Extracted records
|---|
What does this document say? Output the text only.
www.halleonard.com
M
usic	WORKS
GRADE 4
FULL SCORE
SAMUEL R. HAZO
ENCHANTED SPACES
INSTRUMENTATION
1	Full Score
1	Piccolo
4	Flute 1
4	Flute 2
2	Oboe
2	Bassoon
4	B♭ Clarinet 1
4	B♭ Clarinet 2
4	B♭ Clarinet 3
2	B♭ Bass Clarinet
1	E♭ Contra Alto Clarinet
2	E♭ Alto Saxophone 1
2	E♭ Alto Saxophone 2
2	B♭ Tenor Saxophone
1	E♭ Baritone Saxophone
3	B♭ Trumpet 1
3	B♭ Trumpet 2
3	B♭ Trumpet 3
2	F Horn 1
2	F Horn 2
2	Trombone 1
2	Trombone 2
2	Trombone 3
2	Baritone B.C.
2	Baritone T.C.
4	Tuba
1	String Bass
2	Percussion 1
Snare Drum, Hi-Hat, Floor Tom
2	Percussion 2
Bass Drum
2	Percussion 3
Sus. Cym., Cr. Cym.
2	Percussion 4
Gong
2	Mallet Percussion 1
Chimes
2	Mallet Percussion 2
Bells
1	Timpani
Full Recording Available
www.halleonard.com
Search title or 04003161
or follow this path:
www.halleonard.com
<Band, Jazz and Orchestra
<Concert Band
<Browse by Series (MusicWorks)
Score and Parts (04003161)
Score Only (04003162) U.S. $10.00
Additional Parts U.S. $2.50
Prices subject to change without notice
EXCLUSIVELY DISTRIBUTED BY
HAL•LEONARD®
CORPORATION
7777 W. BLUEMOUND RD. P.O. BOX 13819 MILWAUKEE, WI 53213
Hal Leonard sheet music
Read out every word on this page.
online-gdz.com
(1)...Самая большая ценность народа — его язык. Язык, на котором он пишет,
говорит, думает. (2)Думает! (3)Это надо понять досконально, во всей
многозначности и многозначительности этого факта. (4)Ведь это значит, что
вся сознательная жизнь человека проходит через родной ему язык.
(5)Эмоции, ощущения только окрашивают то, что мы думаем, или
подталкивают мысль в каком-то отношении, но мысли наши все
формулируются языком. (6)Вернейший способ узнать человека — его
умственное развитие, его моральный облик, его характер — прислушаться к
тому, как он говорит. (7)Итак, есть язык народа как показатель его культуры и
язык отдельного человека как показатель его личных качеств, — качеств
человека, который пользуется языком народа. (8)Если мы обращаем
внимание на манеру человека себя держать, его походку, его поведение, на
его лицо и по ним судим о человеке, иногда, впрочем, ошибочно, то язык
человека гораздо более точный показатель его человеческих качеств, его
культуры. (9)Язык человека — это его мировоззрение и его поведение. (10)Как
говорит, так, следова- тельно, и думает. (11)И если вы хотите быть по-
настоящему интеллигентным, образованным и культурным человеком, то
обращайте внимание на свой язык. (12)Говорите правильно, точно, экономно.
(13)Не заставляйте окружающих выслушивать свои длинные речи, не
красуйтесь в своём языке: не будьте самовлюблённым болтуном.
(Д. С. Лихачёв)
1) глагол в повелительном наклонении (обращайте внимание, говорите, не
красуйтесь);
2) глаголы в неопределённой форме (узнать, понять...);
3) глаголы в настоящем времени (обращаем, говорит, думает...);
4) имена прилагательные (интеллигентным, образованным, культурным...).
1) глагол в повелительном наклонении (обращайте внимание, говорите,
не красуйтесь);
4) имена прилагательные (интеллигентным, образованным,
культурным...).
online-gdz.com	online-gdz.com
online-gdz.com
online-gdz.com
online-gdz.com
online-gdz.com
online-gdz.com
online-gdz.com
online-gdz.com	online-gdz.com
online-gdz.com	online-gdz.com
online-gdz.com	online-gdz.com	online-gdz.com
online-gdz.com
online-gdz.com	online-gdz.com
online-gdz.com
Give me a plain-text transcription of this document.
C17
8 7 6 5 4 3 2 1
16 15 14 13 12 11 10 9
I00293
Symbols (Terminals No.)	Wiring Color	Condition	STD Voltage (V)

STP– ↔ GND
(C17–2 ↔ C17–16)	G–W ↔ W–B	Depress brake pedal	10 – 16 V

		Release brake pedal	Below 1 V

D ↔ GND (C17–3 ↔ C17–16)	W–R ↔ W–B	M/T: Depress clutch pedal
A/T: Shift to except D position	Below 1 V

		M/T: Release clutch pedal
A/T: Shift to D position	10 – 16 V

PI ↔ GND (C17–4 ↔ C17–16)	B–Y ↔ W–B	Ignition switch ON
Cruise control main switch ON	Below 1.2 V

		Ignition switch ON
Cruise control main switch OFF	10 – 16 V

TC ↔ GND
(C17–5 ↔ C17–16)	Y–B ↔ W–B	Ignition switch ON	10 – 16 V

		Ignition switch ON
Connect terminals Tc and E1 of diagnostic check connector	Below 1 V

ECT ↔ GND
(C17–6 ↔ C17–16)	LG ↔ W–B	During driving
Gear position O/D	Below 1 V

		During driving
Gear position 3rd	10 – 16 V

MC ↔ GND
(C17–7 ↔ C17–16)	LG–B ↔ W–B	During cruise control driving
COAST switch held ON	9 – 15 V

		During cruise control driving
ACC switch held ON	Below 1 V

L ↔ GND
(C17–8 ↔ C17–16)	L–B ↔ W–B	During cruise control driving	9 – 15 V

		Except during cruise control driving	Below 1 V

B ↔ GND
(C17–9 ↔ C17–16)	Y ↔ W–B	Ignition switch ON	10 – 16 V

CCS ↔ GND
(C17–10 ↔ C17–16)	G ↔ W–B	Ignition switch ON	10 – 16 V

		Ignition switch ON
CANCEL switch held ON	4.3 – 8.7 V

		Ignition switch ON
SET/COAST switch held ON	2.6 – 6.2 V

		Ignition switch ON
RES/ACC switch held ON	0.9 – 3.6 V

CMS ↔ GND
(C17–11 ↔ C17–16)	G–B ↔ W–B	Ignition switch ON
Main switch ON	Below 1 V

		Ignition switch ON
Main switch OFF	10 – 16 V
|---|
### EXERCISE
Copy out every line that includes the word "Release".

### ANSWER TO THIS TASK
		Release brake pedal	Below 1 V
		M/T: Release clutch pedal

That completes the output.